Required task: Only the pictures are to be left out; set down the rest of the records exactly.

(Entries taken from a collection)
+++++
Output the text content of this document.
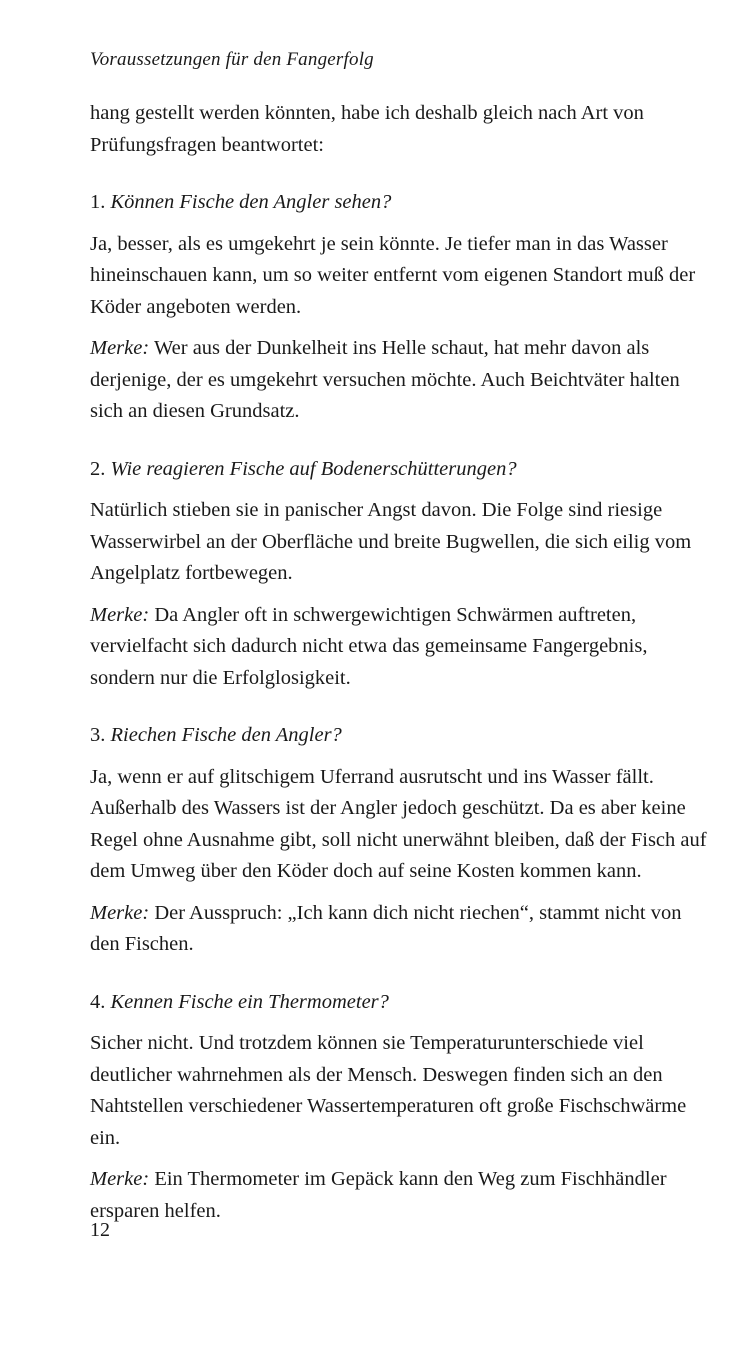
Voraussetzungen für den Fangerfolg

hang gestellt werden könnten, habe ich deshalb gleich nach Art von Prüfungsfragen beantwortet:

1. Können Fische den Angler sehen?

Ja, besser, als es umgekehrt je sein könnte. Je tiefer man in das Wasser hineinschauen kann, um so weiter entfernt vom eigenen Standort muß der Köder angeboten werden.

Merke: Wer aus der Dunkelheit ins Helle schaut, hat mehr davon als derjenige, der es umgekehrt versuchen möchte. Auch Beichtväter halten sich an diesen Grundsatz.

2. Wie reagieren Fische auf Bodenerschütterungen?

Natürlich stieben sie in panischer Angst davon. Die Folge sind riesige Wasserwirbel an der Oberfläche und breite Bugwellen, die sich eilig vom Angelplatz fortbewegen.

Merke: Da Angler oft in schwergewichtigen Schwärmen auftreten, vervielfacht sich dadurch nicht etwa das gemeinsame Fangergebnis, sondern nur die Erfolglosigkeit.

3. Riechen Fische den Angler?

Ja, wenn er auf glitschigem Uferrand ausrutscht und ins Wasser fällt. Außerhalb des Wassers ist der Angler jedoch geschützt. Da es aber keine Regel ohne Ausnahme gibt, soll nicht unerwähnt bleiben, daß der Fisch auf dem Umweg über den Köder doch auf seine Kosten kommen kann.

Merke: Der Ausspruch: „Ich kann dich nicht riechen“, stammt nicht von den Fischen.

4. Kennen Fische ein Thermometer?

Sicher nicht. Und trotzdem können sie Temperaturunterschiede viel deutlicher wahrnehmen als der Mensch. Deswegen finden sich an den Nahtstellen verschiedener Wassertemperaturen oft große Fischschwärme ein.

Merke: Ein Thermometer im Gepäck kann den Weg zum Fischhändler ersparen helfen.

12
+++++
Result for this exercise:
Output the text content of this document.
Voraussetzungen für den Fangerfolg

hang gestellt werden könnten, habe ich deshalb gleich nach Art von Prüfungsfragen beantwortet:

1. Können Fische den Angler sehen?

Ja, besser, als es umgekehrt je sein könnte. Je tiefer man in das Wasser hineinschauen kann, um so weiter entfernt vom eigenen Standort muß der Köder angeboten werden.

Merke: Wer aus der Dunkelheit ins Helle schaut, hat mehr davon als derjenige, der es umgekehrt versuchen möchte. Auch Beichtväter halten sich an diesen Grundsatz.

2. Wie reagieren Fische auf Bodenerschütterungen?

Natürlich stieben sie in panischer Angst davon. Die Folge sind riesige Wasserwirbel an der Oberfläche und breite Bugwellen, die sich eilig vom Angelplatz fortbewegen.

Merke: Da Angler oft in schwergewichtigen Schwärmen auftreten, vervielfacht sich dadurch nicht etwa das gemeinsame Fangergebnis, sondern nur die Erfolglosigkeit.

3. Riechen Fische den Angler?

Ja, wenn er auf glitschigem Uferrand ausrutscht und ins Wasser fällt. Außerhalb des Wassers ist der Angler jedoch geschützt. Da es aber keine Regel ohne Ausnahme gibt, soll nicht unerwähnt bleiben, daß der Fisch auf dem Umweg über den Köder doch auf seine Kosten kommen kann.

Merke: Der Ausspruch: „Ich kann dich nicht riechen“, stammt nicht von den Fischen.

4. Kennen Fische ein Thermometer?

Sicher nicht. Und trotzdem können sie Temperaturunterschiede viel deutlicher wahrnehmen als der Mensch. Deswegen finden sich an den Nahtstellen verschiedener Wassertemperaturen oft große Fischschwärme ein.

Merke: Ein Thermometer im Gepäck kann den Weg zum Fischhändler ersparen helfen.

12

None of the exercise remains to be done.